◆ **Set exercise**
Copy each line below in which the word "image" occurs.

------ Recorded information ------

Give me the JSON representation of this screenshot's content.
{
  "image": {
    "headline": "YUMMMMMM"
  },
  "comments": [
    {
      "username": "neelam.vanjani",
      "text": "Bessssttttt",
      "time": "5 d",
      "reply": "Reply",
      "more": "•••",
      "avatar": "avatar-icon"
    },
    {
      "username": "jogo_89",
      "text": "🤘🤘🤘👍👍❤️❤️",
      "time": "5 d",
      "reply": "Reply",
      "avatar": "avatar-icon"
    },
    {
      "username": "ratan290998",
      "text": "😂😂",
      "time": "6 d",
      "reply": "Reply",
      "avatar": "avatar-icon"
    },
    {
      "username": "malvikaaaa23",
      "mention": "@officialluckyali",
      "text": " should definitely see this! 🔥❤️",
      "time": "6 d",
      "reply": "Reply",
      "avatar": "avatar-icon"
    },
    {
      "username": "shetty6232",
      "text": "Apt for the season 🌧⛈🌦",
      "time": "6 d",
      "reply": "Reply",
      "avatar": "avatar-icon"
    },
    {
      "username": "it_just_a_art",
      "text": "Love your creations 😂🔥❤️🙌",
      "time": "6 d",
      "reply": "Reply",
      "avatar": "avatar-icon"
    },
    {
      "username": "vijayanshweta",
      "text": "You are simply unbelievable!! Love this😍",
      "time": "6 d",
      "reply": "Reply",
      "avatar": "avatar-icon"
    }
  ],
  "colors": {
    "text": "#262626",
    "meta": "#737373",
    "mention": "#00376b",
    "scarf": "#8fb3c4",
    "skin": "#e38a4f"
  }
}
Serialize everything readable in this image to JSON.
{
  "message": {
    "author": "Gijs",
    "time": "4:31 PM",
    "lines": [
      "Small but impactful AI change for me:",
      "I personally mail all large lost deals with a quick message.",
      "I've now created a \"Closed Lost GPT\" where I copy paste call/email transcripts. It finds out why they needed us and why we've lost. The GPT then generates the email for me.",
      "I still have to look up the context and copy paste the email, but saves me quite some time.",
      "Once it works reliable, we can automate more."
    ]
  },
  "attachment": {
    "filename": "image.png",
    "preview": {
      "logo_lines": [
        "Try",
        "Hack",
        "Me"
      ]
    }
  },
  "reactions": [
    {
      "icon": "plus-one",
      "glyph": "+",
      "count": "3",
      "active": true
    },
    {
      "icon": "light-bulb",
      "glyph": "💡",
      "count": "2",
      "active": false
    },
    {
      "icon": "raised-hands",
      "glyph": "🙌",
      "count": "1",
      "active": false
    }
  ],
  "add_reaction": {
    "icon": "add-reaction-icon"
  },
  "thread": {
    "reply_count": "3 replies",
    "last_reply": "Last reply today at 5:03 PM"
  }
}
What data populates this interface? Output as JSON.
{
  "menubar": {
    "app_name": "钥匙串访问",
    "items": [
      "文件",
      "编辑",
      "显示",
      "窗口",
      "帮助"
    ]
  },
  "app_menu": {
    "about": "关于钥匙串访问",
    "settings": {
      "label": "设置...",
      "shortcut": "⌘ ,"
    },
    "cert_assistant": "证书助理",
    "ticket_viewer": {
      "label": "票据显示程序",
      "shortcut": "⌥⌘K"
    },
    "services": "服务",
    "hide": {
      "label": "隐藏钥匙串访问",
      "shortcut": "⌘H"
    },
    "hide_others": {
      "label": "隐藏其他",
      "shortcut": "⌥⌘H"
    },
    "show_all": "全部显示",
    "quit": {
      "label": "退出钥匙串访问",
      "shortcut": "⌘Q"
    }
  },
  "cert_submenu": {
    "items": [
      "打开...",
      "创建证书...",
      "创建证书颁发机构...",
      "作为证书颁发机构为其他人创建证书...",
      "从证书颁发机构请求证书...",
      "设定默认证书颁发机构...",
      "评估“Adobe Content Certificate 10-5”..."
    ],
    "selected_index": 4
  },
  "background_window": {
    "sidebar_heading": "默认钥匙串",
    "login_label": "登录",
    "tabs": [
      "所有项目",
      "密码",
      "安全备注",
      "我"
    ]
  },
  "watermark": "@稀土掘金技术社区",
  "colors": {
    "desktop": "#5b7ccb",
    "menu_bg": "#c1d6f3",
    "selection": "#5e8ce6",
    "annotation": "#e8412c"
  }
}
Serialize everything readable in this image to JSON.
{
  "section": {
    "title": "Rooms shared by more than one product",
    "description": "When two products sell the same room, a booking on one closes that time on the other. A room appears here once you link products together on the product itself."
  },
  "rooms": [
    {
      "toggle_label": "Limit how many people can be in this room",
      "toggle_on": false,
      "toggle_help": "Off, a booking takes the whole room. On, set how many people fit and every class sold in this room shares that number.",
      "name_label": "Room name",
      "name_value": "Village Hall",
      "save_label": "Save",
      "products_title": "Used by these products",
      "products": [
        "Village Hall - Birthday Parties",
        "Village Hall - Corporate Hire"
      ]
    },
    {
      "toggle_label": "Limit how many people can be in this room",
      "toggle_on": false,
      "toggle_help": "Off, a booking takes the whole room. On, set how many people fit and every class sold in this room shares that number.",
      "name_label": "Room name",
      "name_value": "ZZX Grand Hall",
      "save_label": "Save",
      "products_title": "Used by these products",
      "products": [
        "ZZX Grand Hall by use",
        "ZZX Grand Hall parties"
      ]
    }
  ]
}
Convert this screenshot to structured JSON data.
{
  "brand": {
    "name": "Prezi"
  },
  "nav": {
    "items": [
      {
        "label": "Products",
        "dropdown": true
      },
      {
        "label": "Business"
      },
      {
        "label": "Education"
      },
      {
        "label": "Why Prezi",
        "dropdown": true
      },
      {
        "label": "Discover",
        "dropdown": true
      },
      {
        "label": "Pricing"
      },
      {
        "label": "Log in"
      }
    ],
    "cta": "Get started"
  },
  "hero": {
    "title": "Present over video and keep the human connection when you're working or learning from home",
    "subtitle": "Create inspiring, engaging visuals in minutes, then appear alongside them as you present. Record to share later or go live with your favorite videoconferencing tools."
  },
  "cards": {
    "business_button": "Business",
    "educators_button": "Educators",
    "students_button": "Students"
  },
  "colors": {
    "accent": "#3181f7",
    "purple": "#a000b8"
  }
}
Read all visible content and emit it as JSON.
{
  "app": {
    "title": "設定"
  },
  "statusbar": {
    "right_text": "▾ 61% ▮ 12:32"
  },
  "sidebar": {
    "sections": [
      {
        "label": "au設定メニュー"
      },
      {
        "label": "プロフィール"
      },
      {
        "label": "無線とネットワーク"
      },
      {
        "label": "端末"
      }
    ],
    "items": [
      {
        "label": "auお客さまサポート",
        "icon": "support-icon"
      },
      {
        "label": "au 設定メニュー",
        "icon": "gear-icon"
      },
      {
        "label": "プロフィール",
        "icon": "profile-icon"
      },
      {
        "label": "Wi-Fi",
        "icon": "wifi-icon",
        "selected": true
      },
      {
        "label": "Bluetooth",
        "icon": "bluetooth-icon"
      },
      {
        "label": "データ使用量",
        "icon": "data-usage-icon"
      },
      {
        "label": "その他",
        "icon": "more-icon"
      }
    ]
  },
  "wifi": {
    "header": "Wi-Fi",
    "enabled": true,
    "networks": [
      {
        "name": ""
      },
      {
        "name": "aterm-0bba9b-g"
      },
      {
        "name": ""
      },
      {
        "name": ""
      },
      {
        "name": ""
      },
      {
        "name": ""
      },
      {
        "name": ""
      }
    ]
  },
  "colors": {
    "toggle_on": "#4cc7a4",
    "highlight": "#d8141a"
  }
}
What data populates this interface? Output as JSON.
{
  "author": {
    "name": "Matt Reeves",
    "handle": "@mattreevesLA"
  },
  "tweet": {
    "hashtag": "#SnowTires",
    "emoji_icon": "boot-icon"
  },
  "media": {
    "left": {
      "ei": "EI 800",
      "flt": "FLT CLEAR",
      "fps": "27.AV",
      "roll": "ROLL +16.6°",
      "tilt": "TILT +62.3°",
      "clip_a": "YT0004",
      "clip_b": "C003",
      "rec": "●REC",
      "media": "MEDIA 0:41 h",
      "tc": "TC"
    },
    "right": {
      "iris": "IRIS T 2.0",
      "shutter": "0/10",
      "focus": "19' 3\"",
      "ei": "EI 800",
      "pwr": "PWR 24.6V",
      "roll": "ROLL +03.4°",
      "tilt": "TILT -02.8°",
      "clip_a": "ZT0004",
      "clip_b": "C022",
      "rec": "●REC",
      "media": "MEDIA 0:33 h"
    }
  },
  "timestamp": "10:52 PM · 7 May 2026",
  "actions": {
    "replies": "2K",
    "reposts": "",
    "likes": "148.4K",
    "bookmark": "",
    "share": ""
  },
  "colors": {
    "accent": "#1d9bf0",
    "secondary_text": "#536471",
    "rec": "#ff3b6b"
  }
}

------

◆ **Final result**
  "image": {
Serialize everything readable in this image to JSON.
    "filename": "image.png",
Serialize everything readable in this image to JSON.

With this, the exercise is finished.